>> Start Provided data
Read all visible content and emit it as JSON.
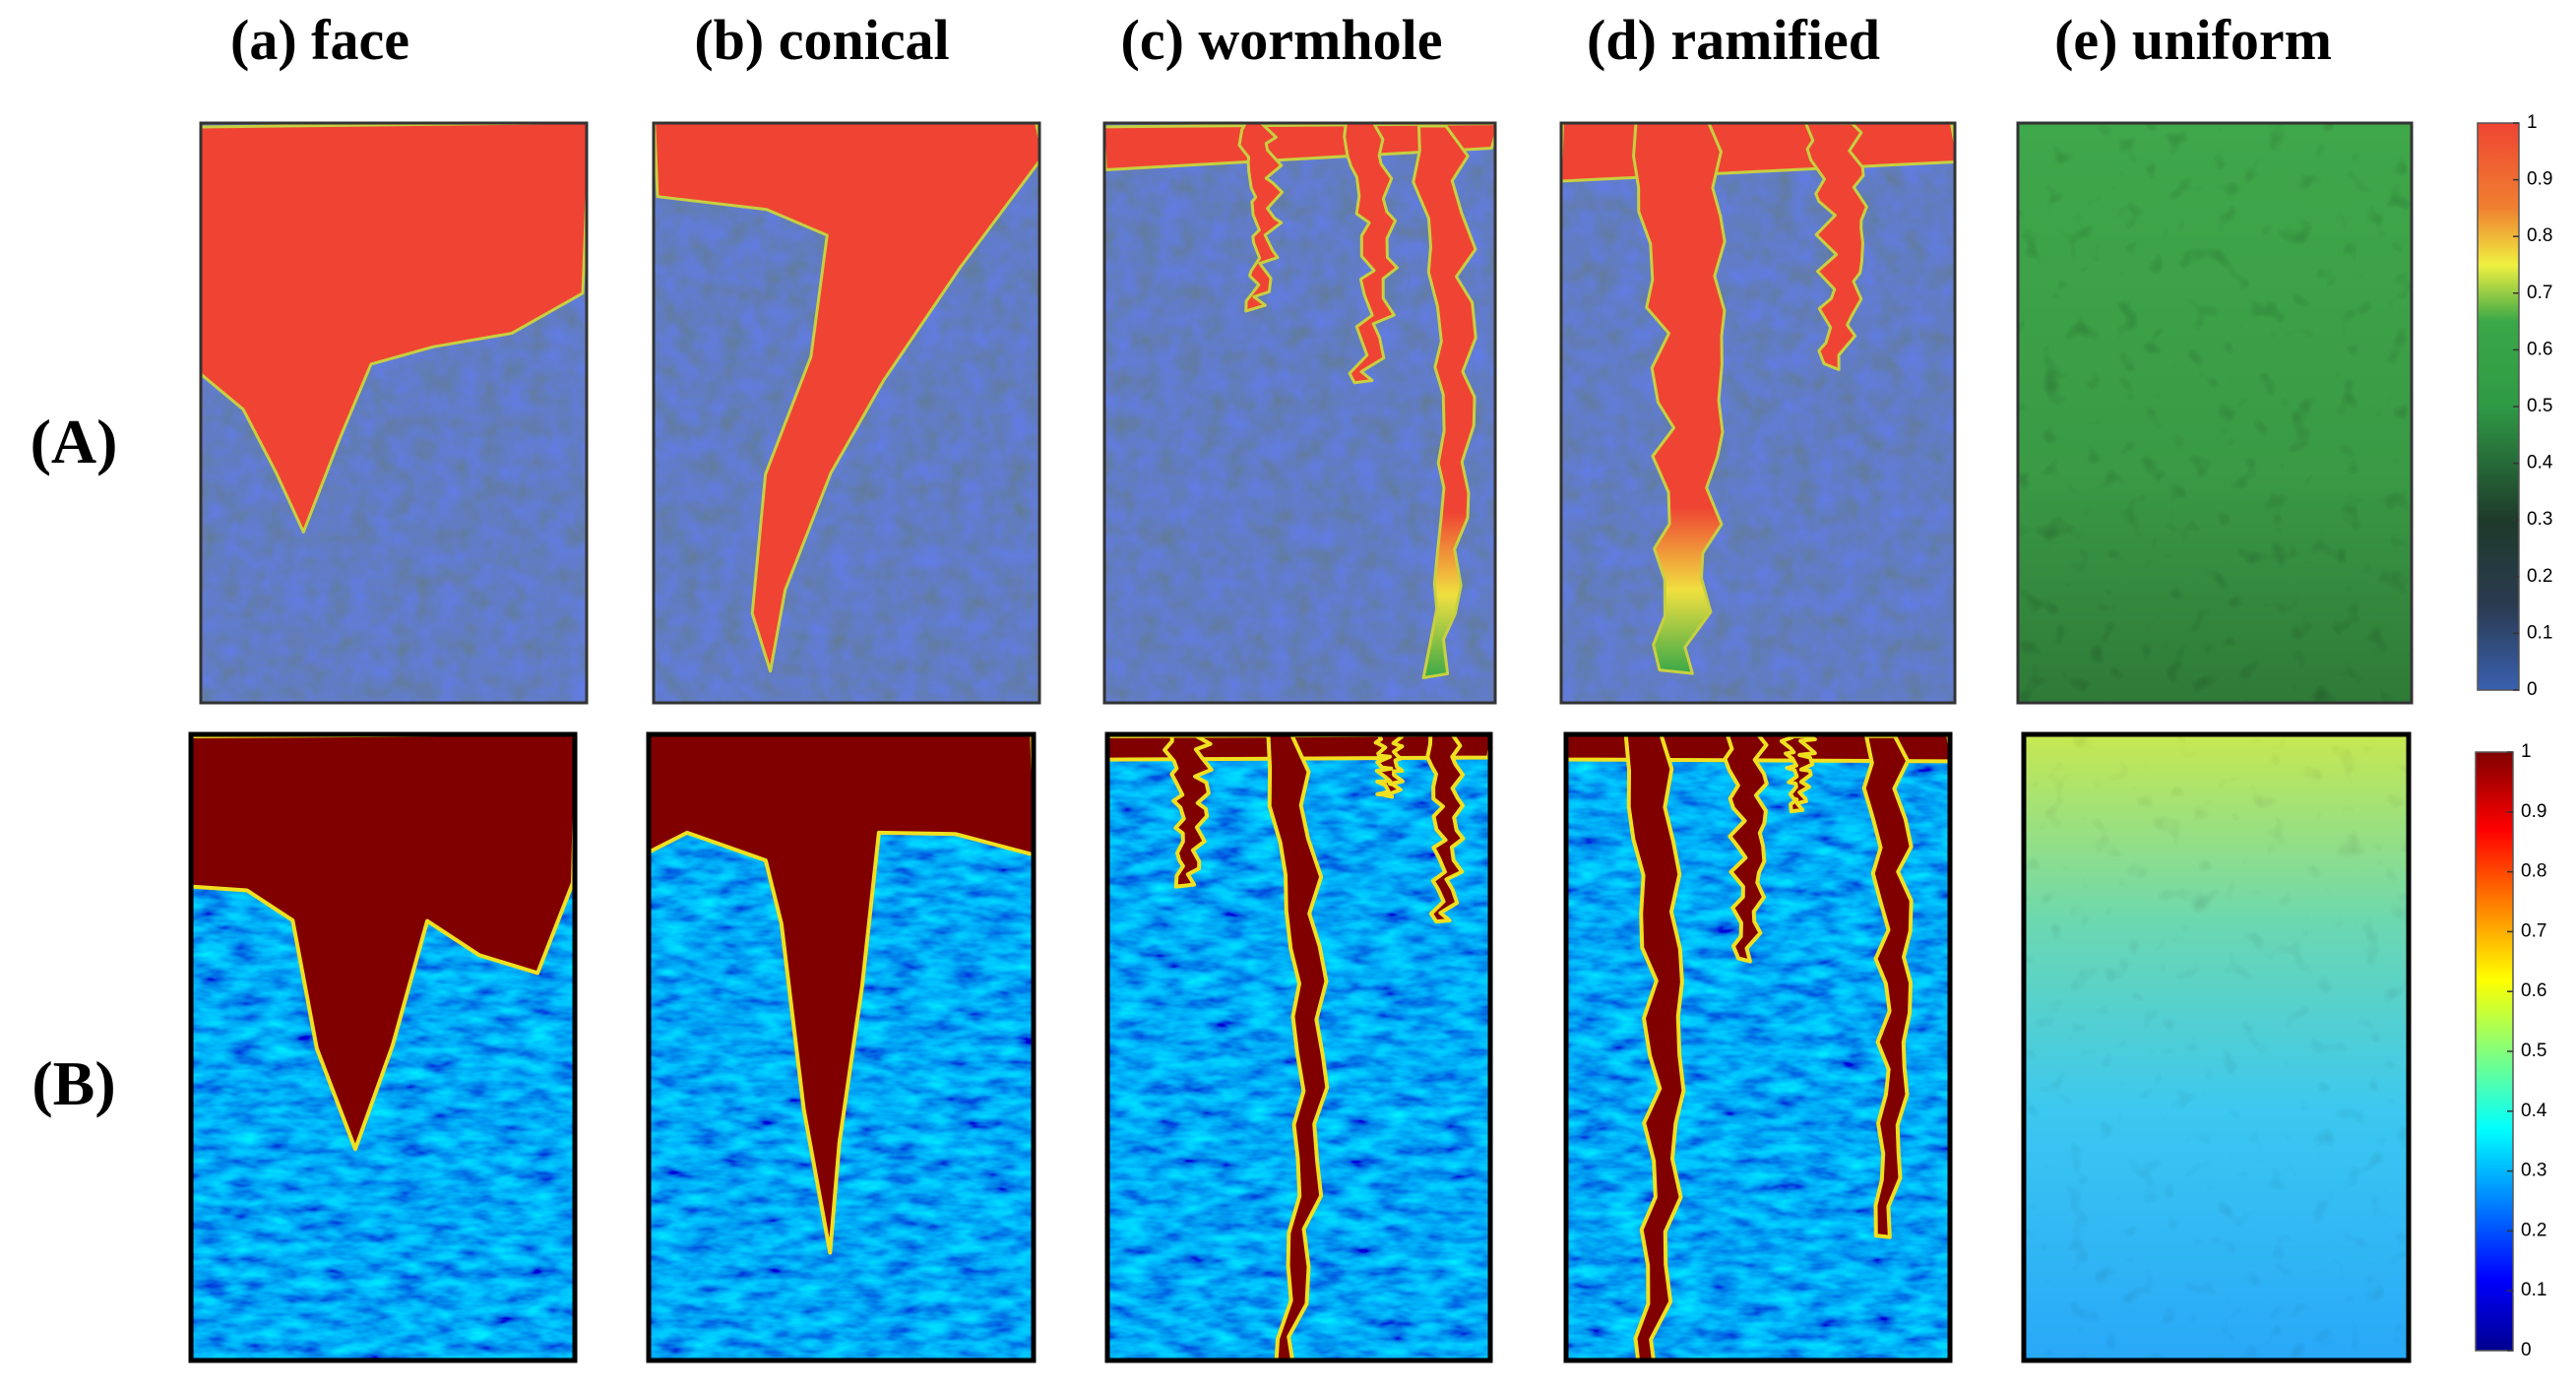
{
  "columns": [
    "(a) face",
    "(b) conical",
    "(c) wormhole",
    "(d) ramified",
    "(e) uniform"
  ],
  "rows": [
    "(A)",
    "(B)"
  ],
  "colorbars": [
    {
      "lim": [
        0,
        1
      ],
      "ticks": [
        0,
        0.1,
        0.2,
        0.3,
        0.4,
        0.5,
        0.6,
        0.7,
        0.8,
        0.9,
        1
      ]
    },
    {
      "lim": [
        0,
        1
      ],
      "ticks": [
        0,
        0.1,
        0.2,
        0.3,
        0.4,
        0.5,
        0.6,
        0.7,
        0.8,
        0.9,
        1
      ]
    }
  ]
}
>> End Provided data
◆ **Set task**
Make an exact copy of all entries above, dropping the images.

◆ **Written solution**
Read all visible content and emit it as JSON.
{
  "columns": [
    "(a) face",
    "(b) conical",
    "(c) wormhole",
    "(d) ramified",
    "(e) uniform"
  ],
  "rows": [
    "(A)",
    "(B)"
  ],
  "colorbars": [
    {
      "lim": [
        0,
        1
      ],
      "ticks": [
        0,
        0.1,
        0.2,
        0.3,
        0.4,
        0.5,
        0.6,
        0.7,
        0.8,
        0.9,
        1
      ]
    },
    {
      "lim": [
        0,
        1
      ],
      "ticks": [
        0,
        0.1,
        0.2,
        0.3,
        0.4,
        0.5,
        0.6,
        0.7,
        0.8,
        0.9,
        1
      ]
    }
  ]
}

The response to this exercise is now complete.